Task requirements: Return every line of the records below verbatim, with no pictures in the copy.

Given records:
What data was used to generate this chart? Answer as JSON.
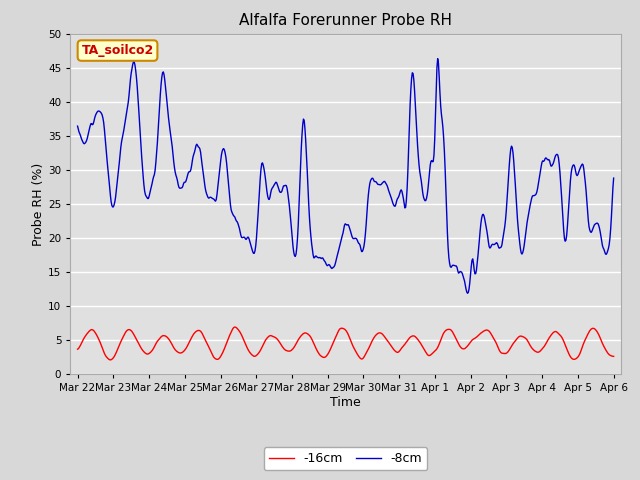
{
  "title": "Alfalfa Forerunner Probe RH",
  "xlabel": "Time",
  "ylabel": "Probe RH (%)",
  "ylim": [
    0,
    50
  ],
  "background_color": "#d8d8d8",
  "plot_bg_color": "#e0e0e0",
  "grid_color": "white",
  "line1_color": "#ff0000",
  "line2_color": "#0000cc",
  "line1_label": "-16cm",
  "line2_label": "-8cm",
  "label_box_text": "TA_soilco2",
  "label_box_facecolor": "#ffffcc",
  "label_box_edgecolor": "#cc8800",
  "label_text_color": "#cc0000",
  "xtick_labels": [
    "Mar 22",
    "Mar 23",
    "Mar 24",
    "Mar 25",
    "Mar 26",
    "Mar 27",
    "Mar 28",
    "Mar 29",
    "Mar 30",
    "Mar 31",
    "Apr 1",
    "Apr 2",
    "Apr 3",
    "Apr 4",
    "Apr 5",
    "Apr 6"
  ],
  "xtick_positions": [
    0,
    1,
    2,
    3,
    4,
    5,
    6,
    7,
    8,
    9,
    10,
    11,
    12,
    13,
    14,
    15
  ],
  "ytick_positions": [
    0,
    5,
    10,
    15,
    20,
    25,
    30,
    35,
    40,
    45,
    50
  ],
  "title_fontsize": 11,
  "axis_label_fontsize": 9,
  "tick_fontsize": 7.5
}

Reply to the task:
What data was used to generate this chart? Answer as JSON.
{
  "title": "Alfalfa Forerunner Probe RH",
  "xlabel": "Time",
  "ylabel": "Probe RH (%)",
  "ylim": [
    0,
    50
  ],
  "background_color": "#d8d8d8",
  "plot_bg_color": "#e0e0e0",
  "grid_color": "white",
  "line1_color": "#ff0000",
  "line2_color": "#0000cc",
  "line1_label": "-16cm",
  "line2_label": "-8cm",
  "label_box_text": "TA_soilco2",
  "label_box_facecolor": "#ffffcc",
  "label_box_edgecolor": "#cc8800",
  "label_text_color": "#cc0000",
  "xtick_labels": [
    "Mar 22",
    "Mar 23",
    "Mar 24",
    "Mar 25",
    "Mar 26",
    "Mar 27",
    "Mar 28",
    "Mar 29",
    "Mar 30",
    "Mar 31",
    "Apr 1",
    "Apr 2",
    "Apr 3",
    "Apr 4",
    "Apr 5",
    "Apr 6"
  ],
  "xtick_positions": [
    0,
    1,
    2,
    3,
    4,
    5,
    6,
    7,
    8,
    9,
    10,
    11,
    12,
    13,
    14,
    15
  ],
  "ytick_positions": [
    0,
    5,
    10,
    15,
    20,
    25,
    30,
    35,
    40,
    45,
    50
  ],
  "title_fontsize": 11,
  "axis_label_fontsize": 9,
  "tick_fontsize": 7.5
}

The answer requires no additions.